#### [Problem]
Take all the material and copy it exactly.

#### [Collected data entries]
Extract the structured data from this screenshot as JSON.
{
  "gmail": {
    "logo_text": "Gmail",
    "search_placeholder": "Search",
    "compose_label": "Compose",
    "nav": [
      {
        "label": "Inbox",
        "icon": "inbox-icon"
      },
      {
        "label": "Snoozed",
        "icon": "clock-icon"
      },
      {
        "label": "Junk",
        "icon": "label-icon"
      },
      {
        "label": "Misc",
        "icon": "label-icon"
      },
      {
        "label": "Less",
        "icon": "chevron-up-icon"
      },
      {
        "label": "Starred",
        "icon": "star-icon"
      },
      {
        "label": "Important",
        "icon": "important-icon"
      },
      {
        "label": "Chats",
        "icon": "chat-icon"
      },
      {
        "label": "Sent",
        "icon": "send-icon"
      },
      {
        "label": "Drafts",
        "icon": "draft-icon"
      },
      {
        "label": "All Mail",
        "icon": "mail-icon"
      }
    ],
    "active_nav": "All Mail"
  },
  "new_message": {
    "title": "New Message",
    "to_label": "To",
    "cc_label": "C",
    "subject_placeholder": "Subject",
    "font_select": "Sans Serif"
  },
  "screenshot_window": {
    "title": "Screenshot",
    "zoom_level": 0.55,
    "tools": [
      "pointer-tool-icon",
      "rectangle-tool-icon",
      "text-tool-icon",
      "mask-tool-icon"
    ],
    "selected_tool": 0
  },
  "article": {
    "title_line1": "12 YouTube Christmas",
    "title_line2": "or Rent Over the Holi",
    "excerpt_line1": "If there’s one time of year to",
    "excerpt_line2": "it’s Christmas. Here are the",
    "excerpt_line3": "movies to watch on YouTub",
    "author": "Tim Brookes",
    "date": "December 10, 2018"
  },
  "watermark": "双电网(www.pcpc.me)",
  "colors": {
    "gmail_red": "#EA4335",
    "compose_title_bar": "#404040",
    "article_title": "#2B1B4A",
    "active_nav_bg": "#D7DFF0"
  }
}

#### [Result for this exercise]
Extract the structured data from this screenshot as JSON.
{
  "gmail": {
    "logo_text": "Gmail",
    "search_placeholder": "Search",
    "compose_label": "Compose",
    "nav": [
      {
        "label": "Inbox",
        "icon": "inbox-icon"
      },
      {
        "label": "Snoozed",
        "icon": "clock-icon"
      },
      {
        "label": "Junk",
        "icon": "label-icon"
      },
      {
        "label": "Misc",
        "icon": "label-icon"
      },
      {
        "label": "Less",
        "icon": "chevron-up-icon"
      },
      {
        "label": "Starred",
        "icon": "star-icon"
      },
      {
        "label": "Important",
        "icon": "important-icon"
      },
      {
        "label": "Chats",
        "icon": "chat-icon"
      },
      {
        "label": "Sent",
        "icon": "send-icon"
      },
      {
        "label": "Drafts",
        "icon": "draft-icon"
      },
      {
        "label": "All Mail",
        "icon": "mail-icon"
      }
    ],
    "active_nav": "All Mail"
  },
  "new_message": {
    "title": "New Message",
    "to_label": "To",
    "cc_label": "C",
    "subject_placeholder": "Subject",
    "font_select": "Sans Serif"
  },
  "screenshot_window": {
    "title": "Screenshot",
    "zoom_level": 0.55,
    "tools": [
      "pointer-tool-icon",
      "rectangle-tool-icon",
      "text-tool-icon",
      "mask-tool-icon"
    ],
    "selected_tool": 0
  },
  "article": {
    "title_line1": "12 YouTube Christmas",
    "title_line2": "or Rent Over the Holi",
    "excerpt_line1": "If there’s one time of year to",
    "excerpt_line2": "it’s Christmas. Here are the",
    "excerpt_line3": "movies to watch on YouTub",
    "author": "Tim Brookes",
    "date": "December 10, 2018"
  },
  "watermark": "双电网(www.pcpc.me)",
  "colors": {
    "gmail_red": "#EA4335",
    "compose_title_bar": "#404040",
    "article_title": "#2B1B4A",
    "active_nav_bg": "#D7DFF0"
  }
}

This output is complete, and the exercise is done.